- **WHAT THE TASK REQUIRES**: Each record is to be transcribed exactly.

BEGIN EXTRACTED INFORMATION

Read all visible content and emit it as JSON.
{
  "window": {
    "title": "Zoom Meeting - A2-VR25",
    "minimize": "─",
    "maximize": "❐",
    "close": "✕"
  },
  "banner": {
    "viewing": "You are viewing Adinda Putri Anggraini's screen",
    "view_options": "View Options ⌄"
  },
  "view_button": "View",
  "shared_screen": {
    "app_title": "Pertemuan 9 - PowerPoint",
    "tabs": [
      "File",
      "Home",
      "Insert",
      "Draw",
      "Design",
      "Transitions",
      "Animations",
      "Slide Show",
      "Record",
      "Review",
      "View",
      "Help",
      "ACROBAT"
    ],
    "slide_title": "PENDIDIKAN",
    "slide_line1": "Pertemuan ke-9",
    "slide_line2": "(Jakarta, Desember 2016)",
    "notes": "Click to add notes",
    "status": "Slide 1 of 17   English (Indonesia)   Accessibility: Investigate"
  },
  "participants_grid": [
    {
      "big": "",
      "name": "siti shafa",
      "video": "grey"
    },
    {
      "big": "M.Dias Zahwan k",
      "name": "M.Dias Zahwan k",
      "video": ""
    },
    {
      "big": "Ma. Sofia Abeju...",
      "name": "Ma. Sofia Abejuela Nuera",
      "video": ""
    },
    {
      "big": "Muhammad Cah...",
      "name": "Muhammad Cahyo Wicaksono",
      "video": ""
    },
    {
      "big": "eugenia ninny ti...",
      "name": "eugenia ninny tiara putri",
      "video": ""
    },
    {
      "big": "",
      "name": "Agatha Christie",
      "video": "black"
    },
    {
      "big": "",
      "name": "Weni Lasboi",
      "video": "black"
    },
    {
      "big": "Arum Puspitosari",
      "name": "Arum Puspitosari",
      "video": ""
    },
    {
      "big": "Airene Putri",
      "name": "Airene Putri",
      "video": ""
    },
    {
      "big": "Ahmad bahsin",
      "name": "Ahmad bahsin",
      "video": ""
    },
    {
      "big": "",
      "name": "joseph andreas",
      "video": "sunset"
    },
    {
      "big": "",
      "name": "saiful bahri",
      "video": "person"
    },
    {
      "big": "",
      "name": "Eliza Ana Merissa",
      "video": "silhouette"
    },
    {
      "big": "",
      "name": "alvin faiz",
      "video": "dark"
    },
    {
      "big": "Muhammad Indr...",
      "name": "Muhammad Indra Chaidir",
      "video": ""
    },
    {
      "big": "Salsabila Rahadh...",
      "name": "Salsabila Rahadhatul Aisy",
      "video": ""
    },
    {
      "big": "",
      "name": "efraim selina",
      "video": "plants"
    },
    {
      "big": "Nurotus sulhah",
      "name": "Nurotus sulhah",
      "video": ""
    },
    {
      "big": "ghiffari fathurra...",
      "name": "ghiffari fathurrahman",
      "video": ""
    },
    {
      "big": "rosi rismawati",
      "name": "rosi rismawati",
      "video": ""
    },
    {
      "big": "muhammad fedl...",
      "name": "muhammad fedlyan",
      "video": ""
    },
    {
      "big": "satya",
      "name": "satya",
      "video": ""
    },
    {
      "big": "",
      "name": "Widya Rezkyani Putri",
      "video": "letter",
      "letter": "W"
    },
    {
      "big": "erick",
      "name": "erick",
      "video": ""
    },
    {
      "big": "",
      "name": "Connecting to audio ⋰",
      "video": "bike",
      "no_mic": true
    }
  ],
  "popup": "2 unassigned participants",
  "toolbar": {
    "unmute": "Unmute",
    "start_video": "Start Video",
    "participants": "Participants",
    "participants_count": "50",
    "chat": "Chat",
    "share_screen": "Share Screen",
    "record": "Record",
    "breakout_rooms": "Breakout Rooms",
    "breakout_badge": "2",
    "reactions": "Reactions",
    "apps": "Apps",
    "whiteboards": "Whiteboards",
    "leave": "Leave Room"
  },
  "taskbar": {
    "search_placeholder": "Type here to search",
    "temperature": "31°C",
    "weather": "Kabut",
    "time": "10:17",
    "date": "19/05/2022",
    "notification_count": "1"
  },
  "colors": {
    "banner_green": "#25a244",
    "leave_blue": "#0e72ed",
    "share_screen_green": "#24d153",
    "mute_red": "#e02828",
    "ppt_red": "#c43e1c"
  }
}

END EXTRACTED INFORMATION

- **ANSWER FOR THIS EXERCISE**:
Read all visible content and emit it as JSON.
{
  "window": {
    "title": "Zoom Meeting - A2-VR25",
    "minimize": "─",
    "maximize": "❐",
    "close": "✕"
  },
  "banner": {
    "viewing": "You are viewing Adinda Putri Anggraini's screen",
    "view_options": "View Options ⌄"
  },
  "view_button": "View",
  "shared_screen": {
    "app_title": "Pertemuan 9 - PowerPoint",
    "tabs": [
      "File",
      "Home",
      "Insert",
      "Draw",
      "Design",
      "Transitions",
      "Animations",
      "Slide Show",
      "Record",
      "Review",
      "View",
      "Help",
      "ACROBAT"
    ],
    "slide_title": "PENDIDIKAN",
    "slide_line1": "Pertemuan ke-9",
    "slide_line2": "(Jakarta, Desember 2016)",
    "notes": "Click to add notes",
    "status": "Slide 1 of 17   English (Indonesia)   Accessibility: Investigate"
  },
  "participants_grid": [
    {
      "big": "",
      "name": "siti shafa",
      "video": "grey"
    },
    {
      "big": "M.Dias Zahwan k",
      "name": "M.Dias Zahwan k",
      "video": ""
    },
    {
      "big": "Ma. Sofia Abeju...",
      "name": "Ma. Sofia Abejuela Nuera",
      "video": ""
    },
    {
      "big": "Muhammad Cah...",
      "name": "Muhammad Cahyo Wicaksono",
      "video": ""
    },
    {
      "big": "eugenia ninny ti...",
      "name": "eugenia ninny tiara putri",
      "video": ""
    },
    {
      "big": "",
      "name": "Agatha Christie",
      "video": "black"
    },
    {
      "big": "",
      "name": "Weni Lasboi",
      "video": "black"
    },
    {
      "big": "Arum Puspitosari",
      "name": "Arum Puspitosari",
      "video": ""
    },
    {
      "big": "Airene Putri",
      "name": "Airene Putri",
      "video": ""
    },
    {
      "big": "Ahmad bahsin",
      "name": "Ahmad bahsin",
      "video": ""
    },
    {
      "big": "",
      "name": "joseph andreas",
      "video": "sunset"
    },
    {
      "big": "",
      "name": "saiful bahri",
      "video": "person"
    },
    {
      "big": "",
      "name": "Eliza Ana Merissa",
      "video": "silhouette"
    },
    {
      "big": "",
      "name": "alvin faiz",
      "video": "dark"
    },
    {
      "big": "Muhammad Indr...",
      "name": "Muhammad Indra Chaidir",
      "video": ""
    },
    {
      "big": "Salsabila Rahadh...",
      "name": "Salsabila Rahadhatul Aisy",
      "video": ""
    },
    {
      "big": "",
      "name": "efraim selina",
      "video": "plants"
    },
    {
      "big": "Nurotus sulhah",
      "name": "Nurotus sulhah",
      "video": ""
    },
    {
      "big": "ghiffari fathurra...",
      "name": "ghiffari fathurrahman",
      "video": ""
    },
    {
      "big": "rosi rismawati",
      "name": "rosi rismawati",
      "video": ""
    },
    {
      "big": "muhammad fedl...",
      "name": "muhammad fedlyan",
      "video": ""
    },
    {
      "big": "satya",
      "name": "satya",
      "video": ""
    },
    {
      "big": "",
      "name": "Widya Rezkyani Putri",
      "video": "letter",
      "letter": "W"
    },
    {
      "big": "erick",
      "name": "erick",
      "video": ""
    },
    {
      "big": "",
      "name": "Connecting to audio ⋰",
      "video": "bike",
      "no_mic": true
    }
  ],
  "popup": "2 unassigned participants",
  "toolbar": {
    "unmute": "Unmute",
    "start_video": "Start Video",
    "participants": "Participants",
    "participants_count": "50",
    "chat": "Chat",
    "share_screen": "Share Screen",
    "record": "Record",
    "breakout_rooms": "Breakout Rooms",
    "breakout_badge": "2",
    "reactions": "Reactions",
    "apps": "Apps",
    "whiteboards": "Whiteboards",
    "leave": "Leave Room"
  },
  "taskbar": {
    "search_placeholder": "Type here to search",
    "temperature": "31°C",
    "weather": "Kabut",
    "time": "10:17",
    "date": "19/05/2022",
    "notification_count": "1"
  },
  "colors": {
    "banner_green": "#25a244",
    "leave_blue": "#0e72ed",
    "share_screen_green": "#24d153",
    "mute_red": "#e02828",
    "ppt_red": "#c43e1c"
  }
}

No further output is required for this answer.